(begin)
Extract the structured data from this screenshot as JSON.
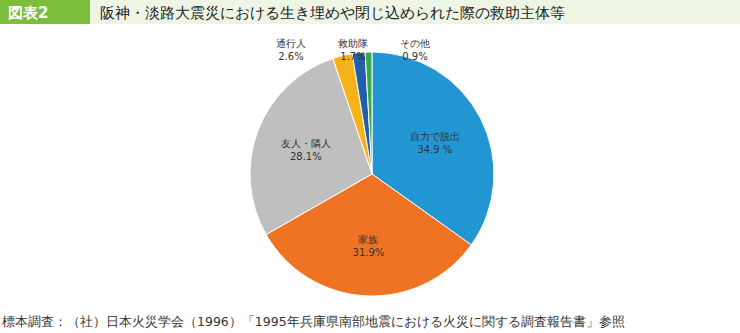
{
  "header": {
    "label": "図表2"
  },
  "chart_data": {
    "type": "pie",
    "title": "阪神・淡路大震災における生き埋めや閉じ込められた際の救助主体等",
    "categories": [
      "自力で脱出",
      "家族",
      "友人・隣人",
      "通行人",
      "救助隊",
      "その他"
    ],
    "values": [
      34.9,
      31.9,
      28.1,
      2.6,
      1.7,
      0.9
    ],
    "value_labels": [
      "34.9 %",
      "31.9%",
      "28.1%",
      "2.6%",
      "1.7%",
      "0.9%"
    ],
    "colors": [
      "#2196d3",
      "#ee7424",
      "#bfbfbf",
      "#f5b31a",
      "#2160a8",
      "#3aa84b"
    ],
    "data_labels": true
  },
  "footer": {
    "source": "標本調査：（社）日本火災学会（1996）「1995年兵庫県南部地震における火災に関する調査報告書」参照"
  }
}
(end)
• _Required work_:
Repeat the entries exactly. Pictures are excluded from the copy.

• _Completed task_:
Extract the structured data from this screenshot as JSON.
{
  "header": {
    "label": "図表2"
  },
  "chart_data": {
    "type": "pie",
    "title": "阪神・淡路大震災における生き埋めや閉じ込められた際の救助主体等",
    "categories": [
      "自力で脱出",
      "家族",
      "友人・隣人",
      "通行人",
      "救助隊",
      "その他"
    ],
    "values": [
      34.9,
      31.9,
      28.1,
      2.6,
      1.7,
      0.9
    ],
    "value_labels": [
      "34.9 %",
      "31.9%",
      "28.1%",
      "2.6%",
      "1.7%",
      "0.9%"
    ],
    "colors": [
      "#2196d3",
      "#ee7424",
      "#bfbfbf",
      "#f5b31a",
      "#2160a8",
      "#3aa84b"
    ],
    "data_labels": true
  },
  "footer": {
    "source": "標本調査：（社）日本火災学会（1996）「1995年兵庫県南部地震における火災に関する調査報告書」参照"
  }
}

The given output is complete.